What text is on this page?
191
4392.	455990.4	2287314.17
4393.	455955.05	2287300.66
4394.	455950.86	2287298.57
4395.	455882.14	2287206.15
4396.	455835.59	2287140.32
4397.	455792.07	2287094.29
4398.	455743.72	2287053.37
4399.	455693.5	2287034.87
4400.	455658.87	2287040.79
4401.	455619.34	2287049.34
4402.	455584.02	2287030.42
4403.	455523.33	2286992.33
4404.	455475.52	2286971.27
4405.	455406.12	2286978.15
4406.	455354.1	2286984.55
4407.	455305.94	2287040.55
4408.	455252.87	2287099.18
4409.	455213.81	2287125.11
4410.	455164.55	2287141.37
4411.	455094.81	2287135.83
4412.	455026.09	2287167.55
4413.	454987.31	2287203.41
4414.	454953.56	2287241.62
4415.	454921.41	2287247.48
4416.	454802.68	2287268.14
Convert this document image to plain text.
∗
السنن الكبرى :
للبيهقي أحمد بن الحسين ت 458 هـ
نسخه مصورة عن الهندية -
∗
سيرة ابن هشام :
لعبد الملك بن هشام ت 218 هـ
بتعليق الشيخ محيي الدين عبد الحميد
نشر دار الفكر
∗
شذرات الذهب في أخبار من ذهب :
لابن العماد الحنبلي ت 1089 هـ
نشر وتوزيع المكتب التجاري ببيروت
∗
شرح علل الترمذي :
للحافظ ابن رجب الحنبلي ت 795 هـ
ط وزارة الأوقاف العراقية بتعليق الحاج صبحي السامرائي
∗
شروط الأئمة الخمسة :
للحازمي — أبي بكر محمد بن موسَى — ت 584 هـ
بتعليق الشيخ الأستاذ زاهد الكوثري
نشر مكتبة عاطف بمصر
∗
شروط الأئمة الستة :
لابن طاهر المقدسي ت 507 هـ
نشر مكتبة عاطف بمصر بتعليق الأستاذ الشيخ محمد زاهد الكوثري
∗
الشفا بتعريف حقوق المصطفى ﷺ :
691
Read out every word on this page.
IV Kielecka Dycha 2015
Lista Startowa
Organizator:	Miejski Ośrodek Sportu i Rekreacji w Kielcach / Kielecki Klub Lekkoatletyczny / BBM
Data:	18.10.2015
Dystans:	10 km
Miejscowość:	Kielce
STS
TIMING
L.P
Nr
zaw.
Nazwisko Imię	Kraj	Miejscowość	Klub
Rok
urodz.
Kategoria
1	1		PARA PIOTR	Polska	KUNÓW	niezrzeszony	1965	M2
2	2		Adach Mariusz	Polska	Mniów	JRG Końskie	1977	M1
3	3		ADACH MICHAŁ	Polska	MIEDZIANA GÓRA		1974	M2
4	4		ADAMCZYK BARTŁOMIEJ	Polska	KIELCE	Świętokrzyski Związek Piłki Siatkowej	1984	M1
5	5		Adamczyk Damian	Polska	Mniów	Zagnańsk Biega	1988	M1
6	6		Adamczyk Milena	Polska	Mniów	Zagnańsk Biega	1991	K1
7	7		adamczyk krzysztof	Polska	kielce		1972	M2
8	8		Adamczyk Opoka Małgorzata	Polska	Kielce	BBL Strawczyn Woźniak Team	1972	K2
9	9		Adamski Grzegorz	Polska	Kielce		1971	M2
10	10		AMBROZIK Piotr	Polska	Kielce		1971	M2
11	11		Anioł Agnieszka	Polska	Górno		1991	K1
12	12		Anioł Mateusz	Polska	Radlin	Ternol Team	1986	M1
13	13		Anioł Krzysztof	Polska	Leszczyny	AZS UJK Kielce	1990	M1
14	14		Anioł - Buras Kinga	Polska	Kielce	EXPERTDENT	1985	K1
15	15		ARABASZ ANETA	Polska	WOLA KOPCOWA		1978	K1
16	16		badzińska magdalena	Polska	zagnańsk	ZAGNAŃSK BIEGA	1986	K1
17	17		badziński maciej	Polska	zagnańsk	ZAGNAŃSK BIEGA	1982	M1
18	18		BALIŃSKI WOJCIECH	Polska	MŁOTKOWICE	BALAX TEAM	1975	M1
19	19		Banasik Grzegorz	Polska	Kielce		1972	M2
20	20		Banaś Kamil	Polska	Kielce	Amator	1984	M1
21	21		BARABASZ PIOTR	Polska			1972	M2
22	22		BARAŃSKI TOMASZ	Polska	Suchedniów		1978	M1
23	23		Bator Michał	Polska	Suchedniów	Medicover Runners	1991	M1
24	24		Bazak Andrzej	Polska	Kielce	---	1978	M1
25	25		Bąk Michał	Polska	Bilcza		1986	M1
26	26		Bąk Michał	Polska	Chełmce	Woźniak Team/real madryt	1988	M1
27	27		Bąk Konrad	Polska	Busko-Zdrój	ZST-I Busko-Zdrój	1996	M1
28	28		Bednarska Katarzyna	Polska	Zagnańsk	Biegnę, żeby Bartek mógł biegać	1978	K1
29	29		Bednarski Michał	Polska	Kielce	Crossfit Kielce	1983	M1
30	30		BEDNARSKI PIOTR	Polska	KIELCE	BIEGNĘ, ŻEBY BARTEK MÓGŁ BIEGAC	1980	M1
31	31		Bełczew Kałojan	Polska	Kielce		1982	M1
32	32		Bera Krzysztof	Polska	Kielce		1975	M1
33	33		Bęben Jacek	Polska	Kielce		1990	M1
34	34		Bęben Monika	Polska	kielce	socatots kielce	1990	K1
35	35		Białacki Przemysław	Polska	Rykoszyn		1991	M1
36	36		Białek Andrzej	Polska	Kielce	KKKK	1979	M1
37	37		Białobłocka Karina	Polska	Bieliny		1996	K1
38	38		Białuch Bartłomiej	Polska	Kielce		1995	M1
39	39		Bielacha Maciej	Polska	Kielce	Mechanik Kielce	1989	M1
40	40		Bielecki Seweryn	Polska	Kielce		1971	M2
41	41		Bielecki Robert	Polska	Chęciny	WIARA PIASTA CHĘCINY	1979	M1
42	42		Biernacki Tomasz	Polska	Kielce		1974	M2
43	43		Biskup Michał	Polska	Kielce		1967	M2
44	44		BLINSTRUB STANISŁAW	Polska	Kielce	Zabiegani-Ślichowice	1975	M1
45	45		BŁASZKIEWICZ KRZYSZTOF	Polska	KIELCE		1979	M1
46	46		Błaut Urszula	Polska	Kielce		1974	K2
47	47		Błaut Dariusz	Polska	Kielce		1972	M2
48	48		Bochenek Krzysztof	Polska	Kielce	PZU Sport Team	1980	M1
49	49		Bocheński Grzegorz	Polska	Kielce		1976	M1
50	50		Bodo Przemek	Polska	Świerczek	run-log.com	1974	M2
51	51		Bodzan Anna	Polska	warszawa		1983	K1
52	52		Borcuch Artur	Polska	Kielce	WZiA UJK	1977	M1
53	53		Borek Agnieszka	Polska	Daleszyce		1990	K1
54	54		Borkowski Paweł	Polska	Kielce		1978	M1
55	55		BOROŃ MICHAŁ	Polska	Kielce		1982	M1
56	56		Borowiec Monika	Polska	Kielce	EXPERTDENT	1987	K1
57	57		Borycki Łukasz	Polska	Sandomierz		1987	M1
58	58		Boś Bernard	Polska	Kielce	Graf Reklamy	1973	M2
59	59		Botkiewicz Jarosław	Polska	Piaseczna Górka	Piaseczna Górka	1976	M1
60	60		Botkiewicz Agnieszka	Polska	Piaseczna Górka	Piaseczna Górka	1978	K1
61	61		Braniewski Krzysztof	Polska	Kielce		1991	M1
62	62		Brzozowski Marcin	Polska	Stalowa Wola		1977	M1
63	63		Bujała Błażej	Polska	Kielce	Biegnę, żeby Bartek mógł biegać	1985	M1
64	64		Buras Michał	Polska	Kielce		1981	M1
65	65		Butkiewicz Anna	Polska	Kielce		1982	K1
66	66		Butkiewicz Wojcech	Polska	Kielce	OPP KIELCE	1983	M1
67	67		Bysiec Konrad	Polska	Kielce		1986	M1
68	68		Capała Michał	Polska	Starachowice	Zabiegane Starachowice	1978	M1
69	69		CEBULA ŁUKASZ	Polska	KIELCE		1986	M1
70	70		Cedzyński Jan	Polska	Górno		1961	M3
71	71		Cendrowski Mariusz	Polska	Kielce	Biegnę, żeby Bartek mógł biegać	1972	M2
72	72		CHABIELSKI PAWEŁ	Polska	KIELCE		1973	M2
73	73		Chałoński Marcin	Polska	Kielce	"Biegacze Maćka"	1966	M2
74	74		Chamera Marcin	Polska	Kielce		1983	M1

****************************************

§ **Directions for this task**
Pick out each line above that includes "Woźniak" and show it.

§ **Full answer**
8	8		Adamczyk Opoka Małgorzata	Polska	Kielce	BBL Strawczyn Woźniak Team	1972	K2
26	26		Bąk Michał	Polska	Chełmce	Woźniak Team/real madryt	1988	M1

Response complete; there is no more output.